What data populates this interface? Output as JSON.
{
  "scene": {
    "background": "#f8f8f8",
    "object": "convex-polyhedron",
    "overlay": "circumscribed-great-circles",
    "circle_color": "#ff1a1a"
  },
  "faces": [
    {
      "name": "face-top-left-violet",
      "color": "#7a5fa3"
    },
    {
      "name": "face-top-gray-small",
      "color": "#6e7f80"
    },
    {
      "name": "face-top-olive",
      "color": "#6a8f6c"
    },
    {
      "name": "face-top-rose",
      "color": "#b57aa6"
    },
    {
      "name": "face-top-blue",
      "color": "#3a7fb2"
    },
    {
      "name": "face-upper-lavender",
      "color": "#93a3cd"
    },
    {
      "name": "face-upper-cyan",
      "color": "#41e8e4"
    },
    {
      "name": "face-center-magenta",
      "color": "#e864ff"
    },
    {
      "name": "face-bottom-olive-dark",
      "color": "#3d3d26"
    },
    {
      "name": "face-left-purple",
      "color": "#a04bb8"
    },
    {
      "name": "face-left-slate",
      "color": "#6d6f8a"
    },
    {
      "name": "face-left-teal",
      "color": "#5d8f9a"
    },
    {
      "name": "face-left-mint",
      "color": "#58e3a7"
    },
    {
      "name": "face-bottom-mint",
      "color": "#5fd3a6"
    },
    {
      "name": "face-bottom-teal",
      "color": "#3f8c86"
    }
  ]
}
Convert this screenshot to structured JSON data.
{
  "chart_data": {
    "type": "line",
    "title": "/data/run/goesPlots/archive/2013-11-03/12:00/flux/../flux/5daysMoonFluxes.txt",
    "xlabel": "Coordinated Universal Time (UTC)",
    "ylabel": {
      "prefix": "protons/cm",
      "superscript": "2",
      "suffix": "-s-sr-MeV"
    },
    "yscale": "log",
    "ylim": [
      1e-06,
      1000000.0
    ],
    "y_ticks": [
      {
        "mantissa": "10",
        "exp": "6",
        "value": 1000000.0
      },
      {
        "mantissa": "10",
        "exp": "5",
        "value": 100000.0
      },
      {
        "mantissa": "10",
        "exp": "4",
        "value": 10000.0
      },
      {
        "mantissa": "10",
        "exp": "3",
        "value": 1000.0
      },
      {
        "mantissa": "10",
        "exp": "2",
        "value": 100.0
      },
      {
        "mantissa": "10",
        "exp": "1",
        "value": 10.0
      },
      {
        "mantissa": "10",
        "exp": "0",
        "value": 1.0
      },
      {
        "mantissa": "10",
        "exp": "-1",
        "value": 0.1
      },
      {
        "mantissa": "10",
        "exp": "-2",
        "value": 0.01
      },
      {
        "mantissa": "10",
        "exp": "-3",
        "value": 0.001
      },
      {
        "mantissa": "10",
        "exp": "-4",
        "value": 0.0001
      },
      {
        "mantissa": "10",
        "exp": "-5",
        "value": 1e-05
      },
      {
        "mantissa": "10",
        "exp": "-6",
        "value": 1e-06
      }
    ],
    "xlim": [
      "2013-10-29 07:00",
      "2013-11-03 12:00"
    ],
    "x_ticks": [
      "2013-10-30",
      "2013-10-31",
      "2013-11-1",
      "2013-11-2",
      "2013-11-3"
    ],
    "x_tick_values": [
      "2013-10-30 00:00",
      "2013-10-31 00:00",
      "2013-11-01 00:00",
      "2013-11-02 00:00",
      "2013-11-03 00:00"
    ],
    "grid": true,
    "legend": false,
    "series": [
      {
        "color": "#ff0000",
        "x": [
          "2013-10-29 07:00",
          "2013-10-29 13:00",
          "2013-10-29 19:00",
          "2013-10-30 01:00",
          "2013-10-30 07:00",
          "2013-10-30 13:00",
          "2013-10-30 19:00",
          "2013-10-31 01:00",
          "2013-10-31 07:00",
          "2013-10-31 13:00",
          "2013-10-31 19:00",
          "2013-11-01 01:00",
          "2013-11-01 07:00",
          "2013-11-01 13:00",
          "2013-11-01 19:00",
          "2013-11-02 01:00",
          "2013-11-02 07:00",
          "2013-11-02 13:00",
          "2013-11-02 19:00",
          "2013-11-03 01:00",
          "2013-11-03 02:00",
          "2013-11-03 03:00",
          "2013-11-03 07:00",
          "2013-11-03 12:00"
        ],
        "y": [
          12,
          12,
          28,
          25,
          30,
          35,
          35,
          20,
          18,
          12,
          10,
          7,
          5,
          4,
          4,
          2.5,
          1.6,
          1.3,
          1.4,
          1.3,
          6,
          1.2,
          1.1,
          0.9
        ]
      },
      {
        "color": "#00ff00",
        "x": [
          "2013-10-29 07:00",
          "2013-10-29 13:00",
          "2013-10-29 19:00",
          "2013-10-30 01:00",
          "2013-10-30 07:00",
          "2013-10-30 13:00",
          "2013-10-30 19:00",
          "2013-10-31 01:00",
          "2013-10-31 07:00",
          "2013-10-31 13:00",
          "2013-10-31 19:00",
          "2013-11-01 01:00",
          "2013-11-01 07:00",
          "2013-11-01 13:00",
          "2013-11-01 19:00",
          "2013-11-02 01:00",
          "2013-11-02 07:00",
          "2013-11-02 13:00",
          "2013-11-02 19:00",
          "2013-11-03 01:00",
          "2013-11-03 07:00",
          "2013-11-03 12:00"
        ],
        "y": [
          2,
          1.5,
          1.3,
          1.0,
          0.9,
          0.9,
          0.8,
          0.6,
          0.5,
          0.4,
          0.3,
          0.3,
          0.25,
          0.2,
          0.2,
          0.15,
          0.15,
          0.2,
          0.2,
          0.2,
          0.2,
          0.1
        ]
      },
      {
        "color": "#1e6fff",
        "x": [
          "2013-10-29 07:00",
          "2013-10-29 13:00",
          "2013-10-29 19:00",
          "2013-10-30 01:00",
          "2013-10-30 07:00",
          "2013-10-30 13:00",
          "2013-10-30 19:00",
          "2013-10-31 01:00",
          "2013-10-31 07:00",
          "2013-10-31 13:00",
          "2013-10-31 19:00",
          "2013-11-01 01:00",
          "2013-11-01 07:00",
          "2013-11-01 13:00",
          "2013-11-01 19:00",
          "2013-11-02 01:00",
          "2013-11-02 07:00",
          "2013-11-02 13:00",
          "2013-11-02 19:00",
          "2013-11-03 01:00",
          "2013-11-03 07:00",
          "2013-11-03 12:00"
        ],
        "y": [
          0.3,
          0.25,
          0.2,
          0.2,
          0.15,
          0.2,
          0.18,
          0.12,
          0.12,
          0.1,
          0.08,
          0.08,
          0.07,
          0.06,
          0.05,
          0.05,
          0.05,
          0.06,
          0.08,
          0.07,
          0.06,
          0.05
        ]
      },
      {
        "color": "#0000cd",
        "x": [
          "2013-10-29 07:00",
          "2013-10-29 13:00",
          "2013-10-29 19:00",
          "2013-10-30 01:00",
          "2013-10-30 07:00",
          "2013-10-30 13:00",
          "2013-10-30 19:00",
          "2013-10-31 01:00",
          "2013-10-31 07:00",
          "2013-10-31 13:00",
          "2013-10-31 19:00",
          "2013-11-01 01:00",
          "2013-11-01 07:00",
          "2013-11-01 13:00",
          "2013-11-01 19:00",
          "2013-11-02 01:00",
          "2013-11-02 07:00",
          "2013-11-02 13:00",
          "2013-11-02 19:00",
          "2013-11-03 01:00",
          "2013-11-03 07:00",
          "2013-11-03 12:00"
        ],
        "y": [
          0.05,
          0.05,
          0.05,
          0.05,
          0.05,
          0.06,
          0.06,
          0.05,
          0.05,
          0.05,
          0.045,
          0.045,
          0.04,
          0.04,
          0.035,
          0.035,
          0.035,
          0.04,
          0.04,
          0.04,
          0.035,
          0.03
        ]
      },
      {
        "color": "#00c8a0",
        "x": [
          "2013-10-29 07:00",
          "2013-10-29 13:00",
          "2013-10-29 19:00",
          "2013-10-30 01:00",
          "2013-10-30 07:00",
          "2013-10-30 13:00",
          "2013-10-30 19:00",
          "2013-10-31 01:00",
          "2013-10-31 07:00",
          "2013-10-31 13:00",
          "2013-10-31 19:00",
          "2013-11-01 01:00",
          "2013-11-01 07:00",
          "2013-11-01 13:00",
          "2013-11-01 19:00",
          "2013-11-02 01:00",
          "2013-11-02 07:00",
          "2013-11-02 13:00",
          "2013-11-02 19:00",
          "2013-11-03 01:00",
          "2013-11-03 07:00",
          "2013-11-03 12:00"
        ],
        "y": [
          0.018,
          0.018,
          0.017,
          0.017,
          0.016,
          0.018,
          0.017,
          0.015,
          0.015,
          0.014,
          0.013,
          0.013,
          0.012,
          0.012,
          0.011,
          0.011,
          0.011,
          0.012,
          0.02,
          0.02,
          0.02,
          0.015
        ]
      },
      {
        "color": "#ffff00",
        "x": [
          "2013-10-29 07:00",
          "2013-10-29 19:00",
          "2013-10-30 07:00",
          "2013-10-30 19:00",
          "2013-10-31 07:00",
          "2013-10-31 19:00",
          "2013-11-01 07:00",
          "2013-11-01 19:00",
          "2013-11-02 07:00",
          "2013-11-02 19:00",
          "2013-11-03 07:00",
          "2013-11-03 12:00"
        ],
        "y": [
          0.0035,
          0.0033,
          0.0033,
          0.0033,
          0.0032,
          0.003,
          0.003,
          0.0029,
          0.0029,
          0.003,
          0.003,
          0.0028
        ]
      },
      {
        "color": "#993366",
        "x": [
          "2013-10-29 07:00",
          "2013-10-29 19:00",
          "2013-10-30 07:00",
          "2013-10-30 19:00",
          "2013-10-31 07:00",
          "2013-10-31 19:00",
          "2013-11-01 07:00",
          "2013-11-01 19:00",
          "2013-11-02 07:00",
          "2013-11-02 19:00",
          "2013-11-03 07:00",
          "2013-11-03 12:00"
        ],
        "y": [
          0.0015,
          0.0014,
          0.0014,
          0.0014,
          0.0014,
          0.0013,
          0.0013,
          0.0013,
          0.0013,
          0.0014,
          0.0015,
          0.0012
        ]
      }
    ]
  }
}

--------------------------------------------------

**WRITTEN EXERCISE**: Establish how many lines of the records contain the string "mint" and state that number without elaboration.

**THE REPLY**: 2